Records for the task:
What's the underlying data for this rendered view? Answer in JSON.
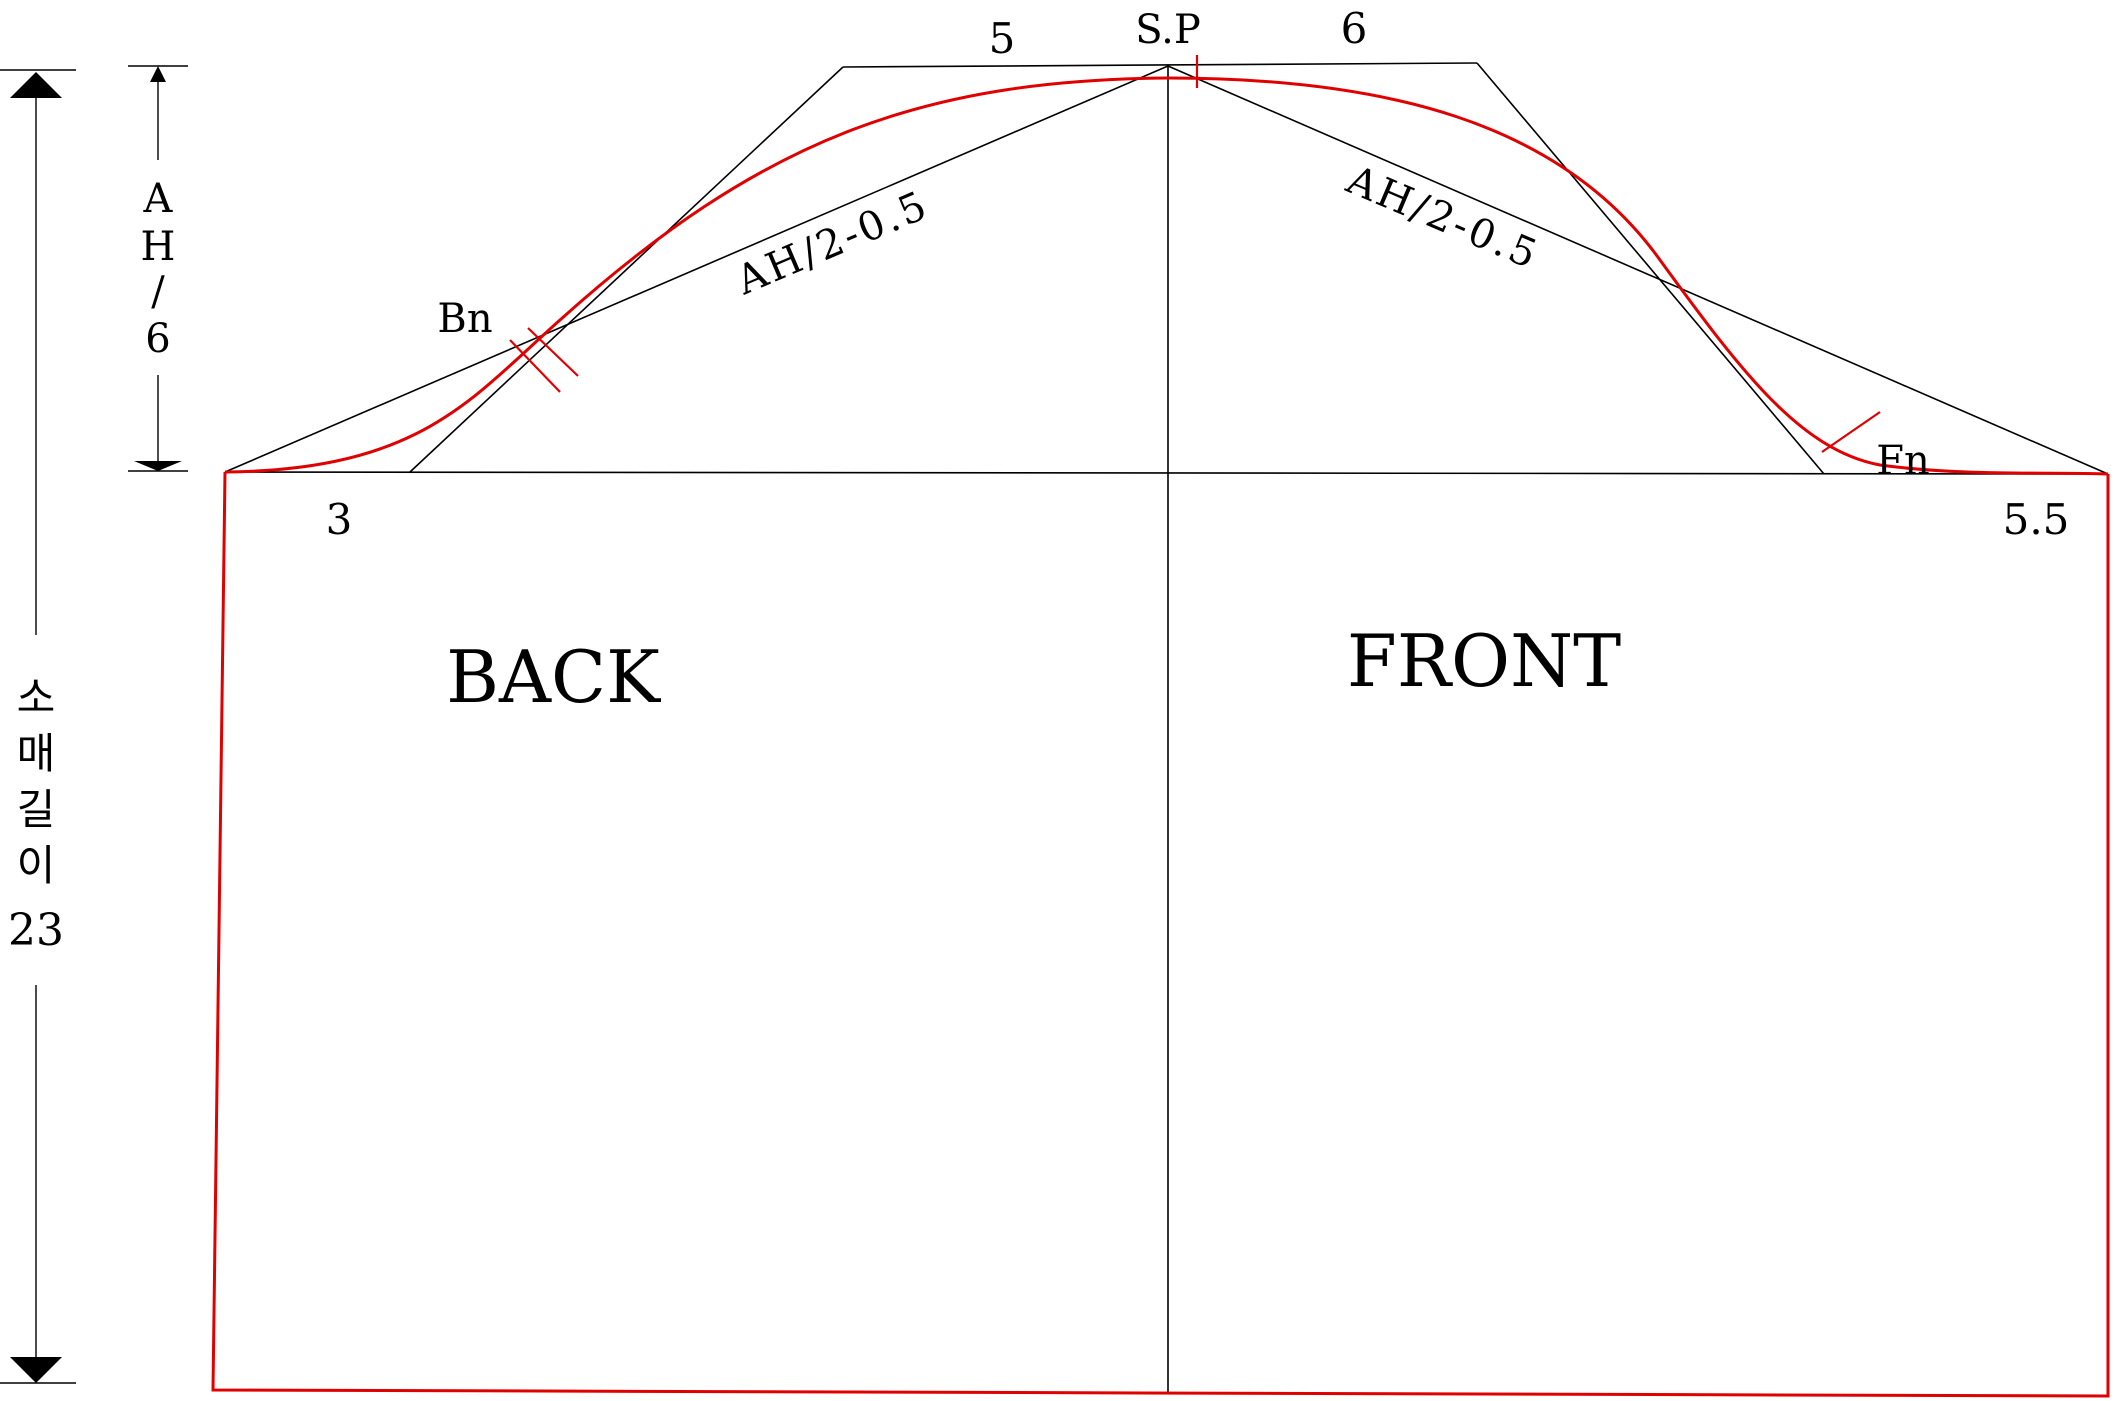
{
  "labels": {
    "shoulder_point": "S.P",
    "back_cap_width": "5",
    "front_cap_width": "6",
    "back_bias_line": "AH/2-0.5",
    "front_bias_line": "AH/2-0.5",
    "back_notch": "Bn",
    "front_notch": "Fn",
    "back_offset": "3",
    "front_offset": "5.5",
    "back_panel": "BACK",
    "front_panel": "FRONT"
  },
  "cap_height_dimension": {
    "chars": [
      "A",
      "H",
      "/",
      "6"
    ]
  },
  "sleeve_length_dimension": {
    "chars": [
      "소",
      "매",
      "길",
      "이"
    ],
    "value": "23"
  },
  "colors": {
    "pattern_outline": "#e10000",
    "construction_lines": "#000000",
    "background": "#ffffff"
  }
}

Written task: Restate the data above word for word. Do not include the images.

Solved exercise:
What's the underlying data for this rendered view? Answer in JSON.
{
  "labels": {
    "shoulder_point": "S.P",
    "back_cap_width": "5",
    "front_cap_width": "6",
    "back_bias_line": "AH/2-0.5",
    "front_bias_line": "AH/2-0.5",
    "back_notch": "Bn",
    "front_notch": "Fn",
    "back_offset": "3",
    "front_offset": "5.5",
    "back_panel": "BACK",
    "front_panel": "FRONT"
  },
  "cap_height_dimension": {
    "chars": [
      "A",
      "H",
      "/",
      "6"
    ]
  },
  "sleeve_length_dimension": {
    "chars": [
      "소",
      "매",
      "길",
      "이"
    ],
    "value": "23"
  },
  "colors": {
    "pattern_outline": "#e10000",
    "construction_lines": "#000000",
    "background": "#ffffff"
  }
}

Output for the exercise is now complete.